Determine how many lines include the word "value", then give that number and nothing more.

[Records]
— START —

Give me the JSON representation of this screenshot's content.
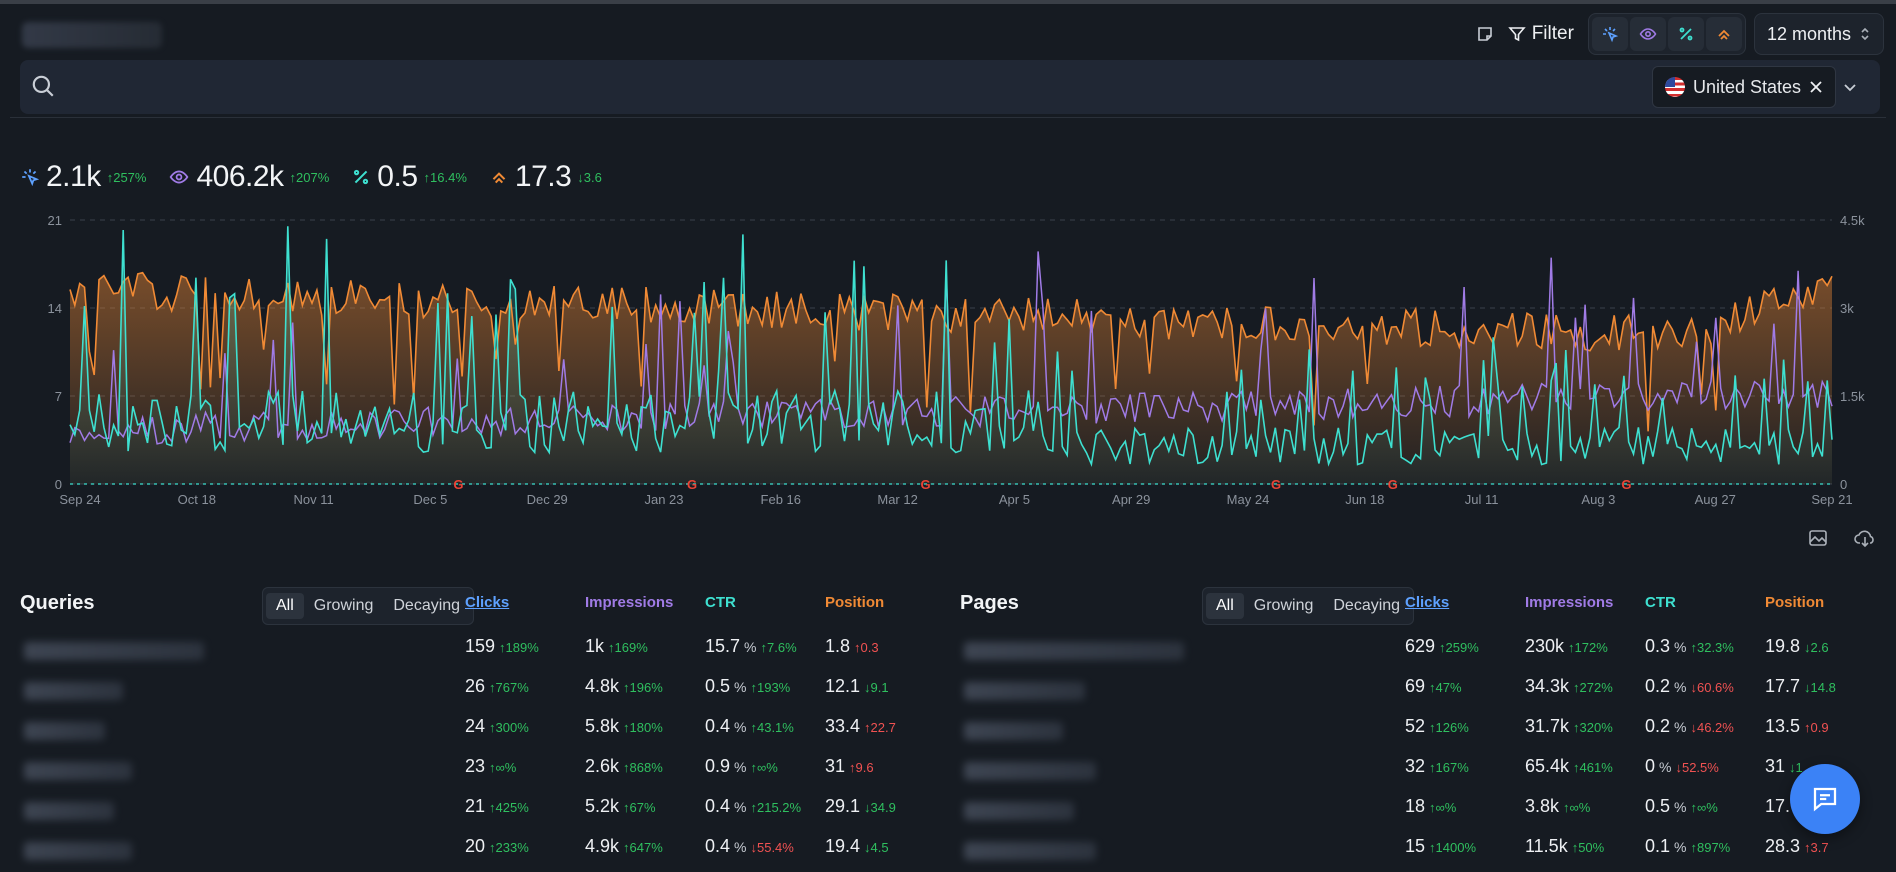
{
  "header": {
    "filter_label": "Filter",
    "range_label": "12 months"
  },
  "search": {
    "placeholder": "",
    "country_chip": "United States"
  },
  "colors": {
    "clicks": "#5ea1ff",
    "impressions": "#a07be6",
    "ctr": "#3ee0d0",
    "position": "#f08a35",
    "positive": "#2fbf5f",
    "negative": "#f05252"
  },
  "summary": {
    "clicks": {
      "value": "2.1k",
      "delta": "↑257%"
    },
    "impressions": {
      "value": "406.2k",
      "delta": "↑207%"
    },
    "ctr": {
      "value": "0.5",
      "delta": "↑16.4%"
    },
    "position": {
      "value": "17.3",
      "delta": "↓3.6"
    }
  },
  "chart_data": {
    "type": "line",
    "x_labels": [
      "Sep 24",
      "Oct 18",
      "Nov 11",
      "Dec 5",
      "Dec 29",
      "Jan 23",
      "Feb 16",
      "Mar 12",
      "Apr 5",
      "Apr 29",
      "May 24",
      "Jun 18",
      "Jul 11",
      "Aug 3",
      "Aug 27",
      "Sep 21"
    ],
    "left_ticks": [
      "21",
      "14",
      "7",
      "0"
    ],
    "right_ticks": [
      "4.5k",
      "3k",
      "1.5k",
      "0"
    ],
    "ylim_left": [
      0,
      21
    ],
    "ylim_right": [
      0,
      4500
    ],
    "google_update_markers": [
      "Dec 5",
      "Jan 23",
      "Mar 12",
      "May 24",
      "Jun 18",
      "Aug 3"
    ],
    "series": [
      {
        "key": "position",
        "color": "#f08a35",
        "area": true
      },
      {
        "key": "impressions",
        "color": "#a07be6",
        "area": false
      },
      {
        "key": "ctr",
        "color": "#3ee0d0",
        "area": true
      }
    ]
  },
  "queries": {
    "title": "Queries",
    "seg": [
      "All",
      "Growing",
      "Decaying"
    ],
    "cols": {
      "clicks": "Clicks",
      "impressions": "Impressions",
      "ctr": "CTR",
      "position": "Position"
    },
    "rows": [
      {
        "c": "159",
        "cd": "↑189%",
        "cdir": "up",
        "i": "1k",
        "id": "↑169%",
        "idir": "up",
        "t": "15.7",
        "td": "↑7.6%",
        "tdir": "up",
        "p": "1.8",
        "pd": "↑0.3",
        "pdir": "down"
      },
      {
        "c": "26",
        "cd": "↑767%",
        "cdir": "up",
        "i": "4.8k",
        "id": "↑196%",
        "idir": "up",
        "t": "0.5",
        "td": "↑193%",
        "tdir": "up",
        "p": "12.1",
        "pd": "↓9.1",
        "pdir": "up"
      },
      {
        "c": "24",
        "cd": "↑300%",
        "cdir": "up",
        "i": "5.8k",
        "id": "↑180%",
        "idir": "up",
        "t": "0.4",
        "td": "↑43.1%",
        "tdir": "up",
        "p": "33.4",
        "pd": "↑22.7",
        "pdir": "down"
      },
      {
        "c": "23",
        "cd": "↑∞%",
        "cdir": "up",
        "i": "2.6k",
        "id": "↑868%",
        "idir": "up",
        "t": "0.9",
        "td": "↑∞%",
        "tdir": "up",
        "p": "31",
        "pd": "↑9.6",
        "pdir": "down"
      },
      {
        "c": "21",
        "cd": "↑425%",
        "cdir": "up",
        "i": "5.2k",
        "id": "↑67%",
        "idir": "up",
        "t": "0.4",
        "td": "↑215.2%",
        "tdir": "up",
        "p": "29.1",
        "pd": "↓34.9",
        "pdir": "up"
      },
      {
        "c": "20",
        "cd": "↑233%",
        "cdir": "up",
        "i": "4.9k",
        "id": "↑647%",
        "idir": "up",
        "t": "0.4",
        "td": "↓55.4%",
        "tdir": "down",
        "p": "19.4",
        "pd": "↓4.5",
        "pdir": "up"
      }
    ]
  },
  "pages": {
    "title": "Pages",
    "seg": [
      "All",
      "Growing",
      "Decaying"
    ],
    "cols": {
      "clicks": "Clicks",
      "impressions": "Impressions",
      "ctr": "CTR",
      "position": "Position"
    },
    "rows": [
      {
        "c": "629",
        "cd": "↑259%",
        "cdir": "up",
        "i": "230k",
        "id": "↑172%",
        "idir": "up",
        "t": "0.3",
        "td": "↑32.3%",
        "tdir": "up",
        "p": "19.8",
        "pd": "↓2.6",
        "pdir": "up"
      },
      {
        "c": "69",
        "cd": "↑47%",
        "cdir": "up",
        "i": "34.3k",
        "id": "↑272%",
        "idir": "up",
        "t": "0.2",
        "td": "↓60.6%",
        "tdir": "down",
        "p": "17.7",
        "pd": "↓14.8",
        "pdir": "up"
      },
      {
        "c": "52",
        "cd": "↑126%",
        "cdir": "up",
        "i": "31.7k",
        "id": "↑320%",
        "idir": "up",
        "t": "0.2",
        "td": "↓46.2%",
        "tdir": "down",
        "p": "13.5",
        "pd": "↑0.9",
        "pdir": "down"
      },
      {
        "c": "32",
        "cd": "↑167%",
        "cdir": "up",
        "i": "65.4k",
        "id": "↑461%",
        "idir": "up",
        "t": "0",
        "td": "↓52.5%",
        "tdir": "down",
        "p": "31",
        "pd": "↓1",
        "pdir": "up"
      },
      {
        "c": "18",
        "cd": "↑∞%",
        "cdir": "up",
        "i": "3.8k",
        "id": "↑∞%",
        "idir": "up",
        "t": "0.5",
        "td": "↑∞%",
        "tdir": "up",
        "p": "17.",
        "pd": "",
        "pdir": "up"
      },
      {
        "c": "15",
        "cd": "↑1400%",
        "cdir": "up",
        "i": "11.5k",
        "id": "↑50%",
        "idir": "up",
        "t": "0.1",
        "td": "↑897%",
        "tdir": "up",
        "p": "28.3",
        "pd": "↑3.7",
        "pdir": "down"
      }
    ]
  }
}
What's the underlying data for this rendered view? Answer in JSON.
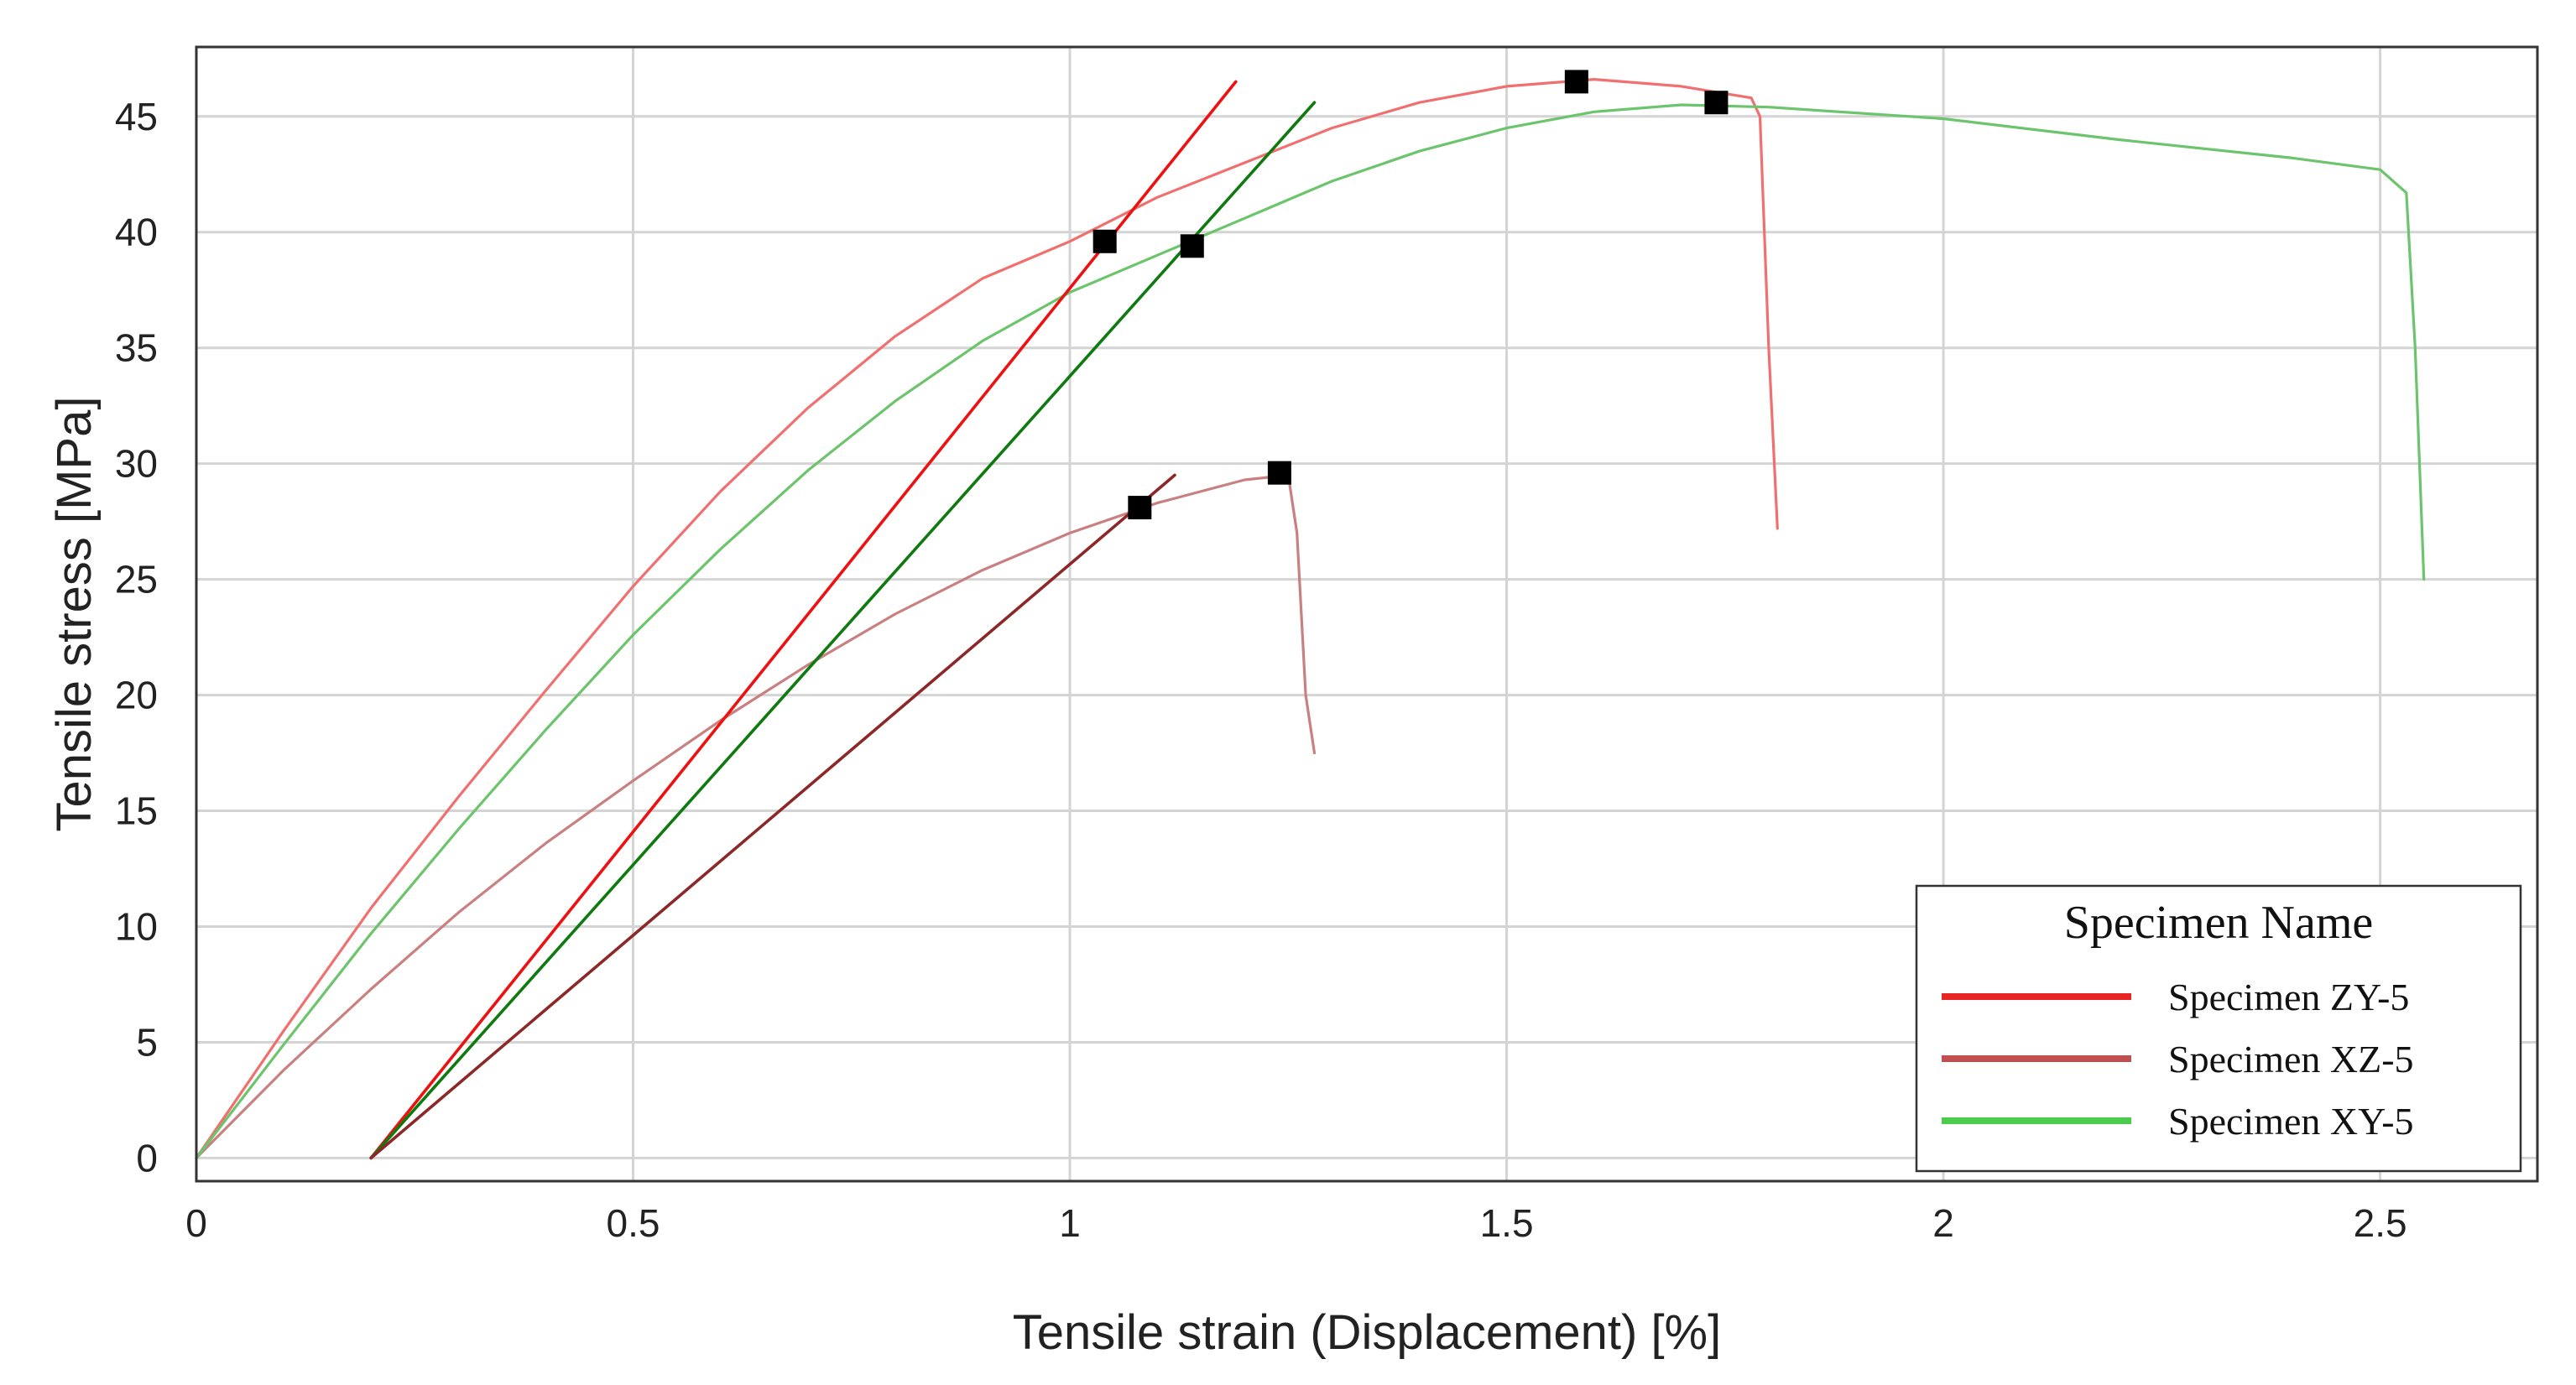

— END —

_Completed task_
4